### Task objective
Reproduce the data that follows in its entirety, character for character.

-- begin --

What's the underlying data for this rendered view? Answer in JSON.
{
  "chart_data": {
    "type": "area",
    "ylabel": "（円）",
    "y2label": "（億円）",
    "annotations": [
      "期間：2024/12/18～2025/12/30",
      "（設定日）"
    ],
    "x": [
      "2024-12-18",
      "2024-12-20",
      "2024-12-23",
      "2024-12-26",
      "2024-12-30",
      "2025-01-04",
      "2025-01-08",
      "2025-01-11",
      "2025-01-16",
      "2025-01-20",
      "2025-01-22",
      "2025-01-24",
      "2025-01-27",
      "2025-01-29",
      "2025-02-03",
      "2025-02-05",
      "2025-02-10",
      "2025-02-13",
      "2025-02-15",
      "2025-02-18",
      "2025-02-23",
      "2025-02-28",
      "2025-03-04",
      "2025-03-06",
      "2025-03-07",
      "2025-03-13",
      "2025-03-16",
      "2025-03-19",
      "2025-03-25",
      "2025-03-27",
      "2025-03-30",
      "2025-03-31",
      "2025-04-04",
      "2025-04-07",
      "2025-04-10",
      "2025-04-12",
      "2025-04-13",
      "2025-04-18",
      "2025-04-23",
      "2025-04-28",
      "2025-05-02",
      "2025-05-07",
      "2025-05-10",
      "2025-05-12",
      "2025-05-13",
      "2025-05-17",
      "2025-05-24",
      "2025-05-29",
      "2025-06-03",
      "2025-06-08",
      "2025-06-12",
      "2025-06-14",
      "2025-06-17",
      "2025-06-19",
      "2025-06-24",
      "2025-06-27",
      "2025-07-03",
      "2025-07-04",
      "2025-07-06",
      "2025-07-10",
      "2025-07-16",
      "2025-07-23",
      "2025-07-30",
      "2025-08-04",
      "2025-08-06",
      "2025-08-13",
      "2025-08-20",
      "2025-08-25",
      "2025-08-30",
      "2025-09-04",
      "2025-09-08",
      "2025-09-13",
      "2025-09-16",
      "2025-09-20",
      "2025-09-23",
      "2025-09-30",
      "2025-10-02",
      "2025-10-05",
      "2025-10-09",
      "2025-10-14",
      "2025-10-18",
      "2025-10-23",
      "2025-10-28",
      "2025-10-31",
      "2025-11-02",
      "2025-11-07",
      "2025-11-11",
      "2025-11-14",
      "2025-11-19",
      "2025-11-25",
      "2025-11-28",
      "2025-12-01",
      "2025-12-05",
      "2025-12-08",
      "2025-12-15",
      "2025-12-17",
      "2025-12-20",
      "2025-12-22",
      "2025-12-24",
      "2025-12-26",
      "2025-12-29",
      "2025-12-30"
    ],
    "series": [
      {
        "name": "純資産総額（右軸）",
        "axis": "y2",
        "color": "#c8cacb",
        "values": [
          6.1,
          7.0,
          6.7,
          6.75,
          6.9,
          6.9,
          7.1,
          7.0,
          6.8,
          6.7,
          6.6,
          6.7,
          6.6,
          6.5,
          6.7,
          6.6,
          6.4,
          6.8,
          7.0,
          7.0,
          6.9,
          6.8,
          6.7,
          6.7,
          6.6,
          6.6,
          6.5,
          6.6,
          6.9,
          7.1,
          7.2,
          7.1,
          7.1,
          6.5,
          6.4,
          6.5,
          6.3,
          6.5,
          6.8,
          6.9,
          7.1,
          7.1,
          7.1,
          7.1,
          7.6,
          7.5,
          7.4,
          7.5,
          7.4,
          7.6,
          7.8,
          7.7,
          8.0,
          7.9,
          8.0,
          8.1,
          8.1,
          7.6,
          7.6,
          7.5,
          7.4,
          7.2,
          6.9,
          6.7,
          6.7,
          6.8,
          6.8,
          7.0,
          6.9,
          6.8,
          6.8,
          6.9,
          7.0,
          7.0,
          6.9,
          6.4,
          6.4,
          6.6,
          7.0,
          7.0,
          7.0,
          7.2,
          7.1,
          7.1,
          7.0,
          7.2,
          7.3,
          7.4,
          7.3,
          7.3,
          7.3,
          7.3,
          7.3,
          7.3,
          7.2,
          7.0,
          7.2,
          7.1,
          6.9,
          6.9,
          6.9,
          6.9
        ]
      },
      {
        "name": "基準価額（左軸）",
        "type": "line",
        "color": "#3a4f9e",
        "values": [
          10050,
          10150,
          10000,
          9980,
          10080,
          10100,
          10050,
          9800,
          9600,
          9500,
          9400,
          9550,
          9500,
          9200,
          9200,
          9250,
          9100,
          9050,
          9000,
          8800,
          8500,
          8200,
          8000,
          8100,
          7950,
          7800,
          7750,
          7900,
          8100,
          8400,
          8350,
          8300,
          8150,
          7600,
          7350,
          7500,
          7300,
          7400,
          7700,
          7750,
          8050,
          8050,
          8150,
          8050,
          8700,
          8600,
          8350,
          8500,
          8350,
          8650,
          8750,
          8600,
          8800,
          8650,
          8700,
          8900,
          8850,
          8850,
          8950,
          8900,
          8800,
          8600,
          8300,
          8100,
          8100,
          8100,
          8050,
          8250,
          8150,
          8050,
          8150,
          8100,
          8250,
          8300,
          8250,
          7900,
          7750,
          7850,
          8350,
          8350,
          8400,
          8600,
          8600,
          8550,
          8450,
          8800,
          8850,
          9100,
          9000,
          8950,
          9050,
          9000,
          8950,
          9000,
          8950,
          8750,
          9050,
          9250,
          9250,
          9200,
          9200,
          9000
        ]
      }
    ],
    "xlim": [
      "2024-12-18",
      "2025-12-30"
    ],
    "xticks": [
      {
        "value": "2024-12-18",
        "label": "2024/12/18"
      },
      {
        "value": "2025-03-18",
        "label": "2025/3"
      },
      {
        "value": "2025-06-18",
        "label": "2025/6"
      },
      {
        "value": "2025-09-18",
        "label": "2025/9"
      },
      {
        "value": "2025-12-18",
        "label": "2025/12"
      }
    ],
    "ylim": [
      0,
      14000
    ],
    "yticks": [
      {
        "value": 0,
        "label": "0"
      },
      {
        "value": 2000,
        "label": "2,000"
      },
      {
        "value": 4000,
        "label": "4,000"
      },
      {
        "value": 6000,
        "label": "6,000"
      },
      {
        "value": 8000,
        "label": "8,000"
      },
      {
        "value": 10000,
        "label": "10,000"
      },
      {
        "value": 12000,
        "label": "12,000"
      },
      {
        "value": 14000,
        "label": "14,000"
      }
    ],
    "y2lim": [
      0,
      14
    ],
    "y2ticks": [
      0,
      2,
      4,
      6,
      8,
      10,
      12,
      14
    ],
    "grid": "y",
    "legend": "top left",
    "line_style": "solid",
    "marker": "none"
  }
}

-- end --

### Solution to the exercise
What's the underlying data for this rendered view? Answer in JSON.
{
  "chart_data": {
    "type": "area",
    "ylabel": "（円）",
    "y2label": "（億円）",
    "annotations": [
      "期間：2024/12/18～2025/12/30",
      "（設定日）"
    ],
    "x": [
      "2024-12-18",
      "2024-12-20",
      "2024-12-23",
      "2024-12-26",
      "2024-12-30",
      "2025-01-04",
      "2025-01-08",
      "2025-01-11",
      "2025-01-16",
      "2025-01-20",
      "2025-01-22",
      "2025-01-24",
      "2025-01-27",
      "2025-01-29",
      "2025-02-03",
      "2025-02-05",
      "2025-02-10",
      "2025-02-13",
      "2025-02-15",
      "2025-02-18",
      "2025-02-23",
      "2025-02-28",
      "2025-03-04",
      "2025-03-06",
      "2025-03-07",
      "2025-03-13",
      "2025-03-16",
      "2025-03-19",
      "2025-03-25",
      "2025-03-27",
      "2025-03-30",
      "2025-03-31",
      "2025-04-04",
      "2025-04-07",
      "2025-04-10",
      "2025-04-12",
      "2025-04-13",
      "2025-04-18",
      "2025-04-23",
      "2025-04-28",
      "2025-05-02",
      "2025-05-07",
      "2025-05-10",
      "2025-05-12",
      "2025-05-13",
      "2025-05-17",
      "2025-05-24",
      "2025-05-29",
      "2025-06-03",
      "2025-06-08",
      "2025-06-12",
      "2025-06-14",
      "2025-06-17",
      "2025-06-19",
      "2025-06-24",
      "2025-06-27",
      "2025-07-03",
      "2025-07-04",
      "2025-07-06",
      "2025-07-10",
      "2025-07-16",
      "2025-07-23",
      "2025-07-30",
      "2025-08-04",
      "2025-08-06",
      "2025-08-13",
      "2025-08-20",
      "2025-08-25",
      "2025-08-30",
      "2025-09-04",
      "2025-09-08",
      "2025-09-13",
      "2025-09-16",
      "2025-09-20",
      "2025-09-23",
      "2025-09-30",
      "2025-10-02",
      "2025-10-05",
      "2025-10-09",
      "2025-10-14",
      "2025-10-18",
      "2025-10-23",
      "2025-10-28",
      "2025-10-31",
      "2025-11-02",
      "2025-11-07",
      "2025-11-11",
      "2025-11-14",
      "2025-11-19",
      "2025-11-25",
      "2025-11-28",
      "2025-12-01",
      "2025-12-05",
      "2025-12-08",
      "2025-12-15",
      "2025-12-17",
      "2025-12-20",
      "2025-12-22",
      "2025-12-24",
      "2025-12-26",
      "2025-12-29",
      "2025-12-30"
    ],
    "series": [
      {
        "name": "純資産総額（右軸）",
        "axis": "y2",
        "color": "#c8cacb",
        "values": [
          6.1,
          7.0,
          6.7,
          6.75,
          6.9,
          6.9,
          7.1,
          7.0,
          6.8,
          6.7,
          6.6,
          6.7,
          6.6,
          6.5,
          6.7,
          6.6,
          6.4,
          6.8,
          7.0,
          7.0,
          6.9,
          6.8,
          6.7,
          6.7,
          6.6,
          6.6,
          6.5,
          6.6,
          6.9,
          7.1,
          7.2,
          7.1,
          7.1,
          6.5,
          6.4,
          6.5,
          6.3,
          6.5,
          6.8,
          6.9,
          7.1,
          7.1,
          7.1,
          7.1,
          7.6,
          7.5,
          7.4,
          7.5,
          7.4,
          7.6,
          7.8,
          7.7,
          8.0,
          7.9,
          8.0,
          8.1,
          8.1,
          7.6,
          7.6,
          7.5,
          7.4,
          7.2,
          6.9,
          6.7,
          6.7,
          6.8,
          6.8,
          7.0,
          6.9,
          6.8,
          6.8,
          6.9,
          7.0,
          7.0,
          6.9,
          6.4,
          6.4,
          6.6,
          7.0,
          7.0,
          7.0,
          7.2,
          7.1,
          7.1,
          7.0,
          7.2,
          7.3,
          7.4,
          7.3,
          7.3,
          7.3,
          7.3,
          7.3,
          7.3,
          7.2,
          7.0,
          7.2,
          7.1,
          6.9,
          6.9,
          6.9,
          6.9
        ]
      },
      {
        "name": "基準価額（左軸）",
        "type": "line",
        "color": "#3a4f9e",
        "values": [
          10050,
          10150,
          10000,
          9980,
          10080,
          10100,
          10050,
          9800,
          9600,
          9500,
          9400,
          9550,
          9500,
          9200,
          9200,
          9250,
          9100,
          9050,
          9000,
          8800,
          8500,
          8200,
          8000,
          8100,
          7950,
          7800,
          7750,
          7900,
          8100,
          8400,
          8350,
          8300,
          8150,
          7600,
          7350,
          7500,
          7300,
          7400,
          7700,
          7750,
          8050,
          8050,
          8150,
          8050,
          8700,
          8600,
          8350,
          8500,
          8350,
          8650,
          8750,
          8600,
          8800,
          8650,
          8700,
          8900,
          8850,
          8850,
          8950,
          8900,
          8800,
          8600,
          8300,
          8100,
          8100,
          8100,
          8050,
          8250,
          8150,
          8050,
          8150,
          8100,
          8250,
          8300,
          8250,
          7900,
          7750,
          7850,
          8350,
          8350,
          8400,
          8600,
          8600,
          8550,
          8450,
          8800,
          8850,
          9100,
          9000,
          8950,
          9050,
          9000,
          8950,
          9000,
          8950,
          8750,
          9050,
          9250,
          9250,
          9200,
          9200,
          9000
        ]
      }
    ],
    "xlim": [
      "2024-12-18",
      "2025-12-30"
    ],
    "xticks": [
      {
        "value": "2024-12-18",
        "label": "2024/12/18"
      },
      {
        "value": "2025-03-18",
        "label": "2025/3"
      },
      {
        "value": "2025-06-18",
        "label": "2025/6"
      },
      {
        "value": "2025-09-18",
        "label": "2025/9"
      },
      {
        "value": "2025-12-18",
        "label": "2025/12"
      }
    ],
    "ylim": [
      0,
      14000
    ],
    "yticks": [
      {
        "value": 0,
        "label": "0"
      },
      {
        "value": 2000,
        "label": "2,000"
      },
      {
        "value": 4000,
        "label": "4,000"
      },
      {
        "value": 6000,
        "label": "6,000"
      },
      {
        "value": 8000,
        "label": "8,000"
      },
      {
        "value": 10000,
        "label": "10,000"
      },
      {
        "value": 12000,
        "label": "12,000"
      },
      {
        "value": 14000,
        "label": "14,000"
      }
    ],
    "y2lim": [
      0,
      14
    ],
    "y2ticks": [
      0,
      2,
      4,
      6,
      8,
      10,
      12,
      14
    ],
    "grid": "y",
    "legend": "top left",
    "line_style": "solid",
    "marker": "none"
  }
}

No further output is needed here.